## START

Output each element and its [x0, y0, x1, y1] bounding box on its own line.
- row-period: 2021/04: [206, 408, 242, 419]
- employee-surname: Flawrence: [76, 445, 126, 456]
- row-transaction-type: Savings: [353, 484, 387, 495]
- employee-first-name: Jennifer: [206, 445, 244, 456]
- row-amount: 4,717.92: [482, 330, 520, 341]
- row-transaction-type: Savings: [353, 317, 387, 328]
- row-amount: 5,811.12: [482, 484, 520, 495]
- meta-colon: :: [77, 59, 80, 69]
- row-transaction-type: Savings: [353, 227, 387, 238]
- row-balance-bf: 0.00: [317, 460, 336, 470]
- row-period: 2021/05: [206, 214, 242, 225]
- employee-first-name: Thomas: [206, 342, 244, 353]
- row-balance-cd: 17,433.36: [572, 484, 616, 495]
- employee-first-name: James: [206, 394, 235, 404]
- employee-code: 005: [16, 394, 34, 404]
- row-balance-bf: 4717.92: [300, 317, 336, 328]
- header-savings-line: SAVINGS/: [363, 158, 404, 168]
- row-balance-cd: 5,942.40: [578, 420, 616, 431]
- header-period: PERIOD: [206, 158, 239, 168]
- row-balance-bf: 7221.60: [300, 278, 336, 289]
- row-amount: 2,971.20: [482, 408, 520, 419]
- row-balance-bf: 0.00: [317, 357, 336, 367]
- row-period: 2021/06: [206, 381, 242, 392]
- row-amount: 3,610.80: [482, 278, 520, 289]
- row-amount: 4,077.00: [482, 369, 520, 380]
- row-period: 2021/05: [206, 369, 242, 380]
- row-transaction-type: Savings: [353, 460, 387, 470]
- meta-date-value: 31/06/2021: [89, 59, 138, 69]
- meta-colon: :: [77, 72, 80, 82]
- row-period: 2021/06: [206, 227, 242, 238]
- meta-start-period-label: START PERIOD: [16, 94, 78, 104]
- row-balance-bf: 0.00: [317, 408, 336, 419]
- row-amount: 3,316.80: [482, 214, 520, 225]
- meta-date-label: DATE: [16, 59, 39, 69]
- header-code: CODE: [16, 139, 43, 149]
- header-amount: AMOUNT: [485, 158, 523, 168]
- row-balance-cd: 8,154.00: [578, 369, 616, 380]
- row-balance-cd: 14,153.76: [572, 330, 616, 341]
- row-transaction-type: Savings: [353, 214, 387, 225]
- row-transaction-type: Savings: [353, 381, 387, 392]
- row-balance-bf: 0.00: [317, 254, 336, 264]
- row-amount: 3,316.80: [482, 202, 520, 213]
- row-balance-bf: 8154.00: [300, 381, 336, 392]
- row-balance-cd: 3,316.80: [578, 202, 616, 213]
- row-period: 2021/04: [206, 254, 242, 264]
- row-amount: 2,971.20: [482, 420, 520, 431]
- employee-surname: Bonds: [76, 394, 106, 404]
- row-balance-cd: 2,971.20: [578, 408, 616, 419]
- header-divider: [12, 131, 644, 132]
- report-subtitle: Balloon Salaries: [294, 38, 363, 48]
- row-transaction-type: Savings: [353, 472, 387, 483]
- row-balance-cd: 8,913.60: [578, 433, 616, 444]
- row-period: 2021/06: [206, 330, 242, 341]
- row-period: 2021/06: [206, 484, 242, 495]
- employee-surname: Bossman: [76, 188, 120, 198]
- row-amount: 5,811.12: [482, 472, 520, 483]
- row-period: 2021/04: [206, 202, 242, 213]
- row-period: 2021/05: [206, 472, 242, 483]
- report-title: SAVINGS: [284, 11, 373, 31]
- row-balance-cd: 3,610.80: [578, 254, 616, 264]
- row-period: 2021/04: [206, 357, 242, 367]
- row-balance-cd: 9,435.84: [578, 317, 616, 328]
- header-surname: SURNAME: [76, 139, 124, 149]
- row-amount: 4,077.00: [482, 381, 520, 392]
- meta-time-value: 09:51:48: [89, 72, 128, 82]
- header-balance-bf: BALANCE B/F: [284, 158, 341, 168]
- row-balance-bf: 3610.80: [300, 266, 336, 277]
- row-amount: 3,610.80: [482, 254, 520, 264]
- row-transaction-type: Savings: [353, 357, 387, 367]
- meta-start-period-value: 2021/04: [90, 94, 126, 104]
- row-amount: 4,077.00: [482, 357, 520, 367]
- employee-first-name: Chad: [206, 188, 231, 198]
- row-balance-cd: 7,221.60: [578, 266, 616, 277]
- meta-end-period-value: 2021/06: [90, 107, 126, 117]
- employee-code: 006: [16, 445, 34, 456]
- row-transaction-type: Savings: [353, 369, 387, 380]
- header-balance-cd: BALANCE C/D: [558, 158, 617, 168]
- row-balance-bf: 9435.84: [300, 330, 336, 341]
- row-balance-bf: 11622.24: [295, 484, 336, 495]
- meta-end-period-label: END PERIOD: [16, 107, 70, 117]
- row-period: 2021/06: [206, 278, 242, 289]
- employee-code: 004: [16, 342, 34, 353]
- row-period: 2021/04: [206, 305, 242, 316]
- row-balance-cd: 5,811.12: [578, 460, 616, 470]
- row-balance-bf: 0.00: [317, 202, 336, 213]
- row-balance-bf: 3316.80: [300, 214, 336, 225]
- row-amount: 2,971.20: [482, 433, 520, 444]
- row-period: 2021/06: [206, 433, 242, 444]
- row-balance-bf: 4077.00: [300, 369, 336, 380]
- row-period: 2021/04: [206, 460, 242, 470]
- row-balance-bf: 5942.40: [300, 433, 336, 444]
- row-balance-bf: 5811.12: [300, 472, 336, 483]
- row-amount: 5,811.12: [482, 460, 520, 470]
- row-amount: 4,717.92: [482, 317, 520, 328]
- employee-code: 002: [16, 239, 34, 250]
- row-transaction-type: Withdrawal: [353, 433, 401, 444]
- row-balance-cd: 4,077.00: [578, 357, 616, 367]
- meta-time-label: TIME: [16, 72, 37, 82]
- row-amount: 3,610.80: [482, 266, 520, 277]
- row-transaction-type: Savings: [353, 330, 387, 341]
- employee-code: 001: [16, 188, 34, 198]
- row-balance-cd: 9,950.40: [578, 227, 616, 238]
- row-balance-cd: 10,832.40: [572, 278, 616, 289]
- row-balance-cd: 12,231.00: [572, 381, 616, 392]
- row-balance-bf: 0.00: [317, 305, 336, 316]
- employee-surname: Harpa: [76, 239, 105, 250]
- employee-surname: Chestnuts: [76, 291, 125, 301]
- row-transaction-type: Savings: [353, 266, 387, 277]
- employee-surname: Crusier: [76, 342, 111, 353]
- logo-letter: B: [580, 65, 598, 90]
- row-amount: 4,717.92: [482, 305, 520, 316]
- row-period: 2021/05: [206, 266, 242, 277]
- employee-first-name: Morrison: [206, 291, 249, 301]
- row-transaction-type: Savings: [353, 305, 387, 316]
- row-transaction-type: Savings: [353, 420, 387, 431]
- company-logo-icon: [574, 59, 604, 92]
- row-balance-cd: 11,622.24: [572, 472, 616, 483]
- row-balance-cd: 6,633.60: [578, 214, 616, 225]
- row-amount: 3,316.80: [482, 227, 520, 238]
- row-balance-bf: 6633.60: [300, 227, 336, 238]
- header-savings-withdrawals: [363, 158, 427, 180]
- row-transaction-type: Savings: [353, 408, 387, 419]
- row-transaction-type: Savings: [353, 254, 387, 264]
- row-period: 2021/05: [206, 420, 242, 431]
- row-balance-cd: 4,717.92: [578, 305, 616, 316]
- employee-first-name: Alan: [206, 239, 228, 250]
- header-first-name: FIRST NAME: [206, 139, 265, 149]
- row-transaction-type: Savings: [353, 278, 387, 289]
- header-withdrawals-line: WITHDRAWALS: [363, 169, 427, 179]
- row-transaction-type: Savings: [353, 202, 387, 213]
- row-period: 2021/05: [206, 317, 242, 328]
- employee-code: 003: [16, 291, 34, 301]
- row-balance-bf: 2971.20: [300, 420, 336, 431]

## END

[EXERCISE DIRECTIONS]: Rewrite the lines from the start of the records through the line containing "- row-amount: 4,717.92: [482, 330, 520, 341]", replacing "Jennifer" with "Jenna" and keeping everything else the same.

[RESULT OF THE EXERCISE]:
Output each element and its [x0, y0, x1, y1] bounding box on its own line.
- row-period: 2021/04: [206, 408, 242, 419]
- employee-surname: Flawrence: [76, 445, 126, 456]
- row-transaction-type: Savings: [353, 484, 387, 495]
- employee-first-name: Jenna: [206, 445, 244, 456]
- row-amount: 4,717.92: [482, 330, 520, 341]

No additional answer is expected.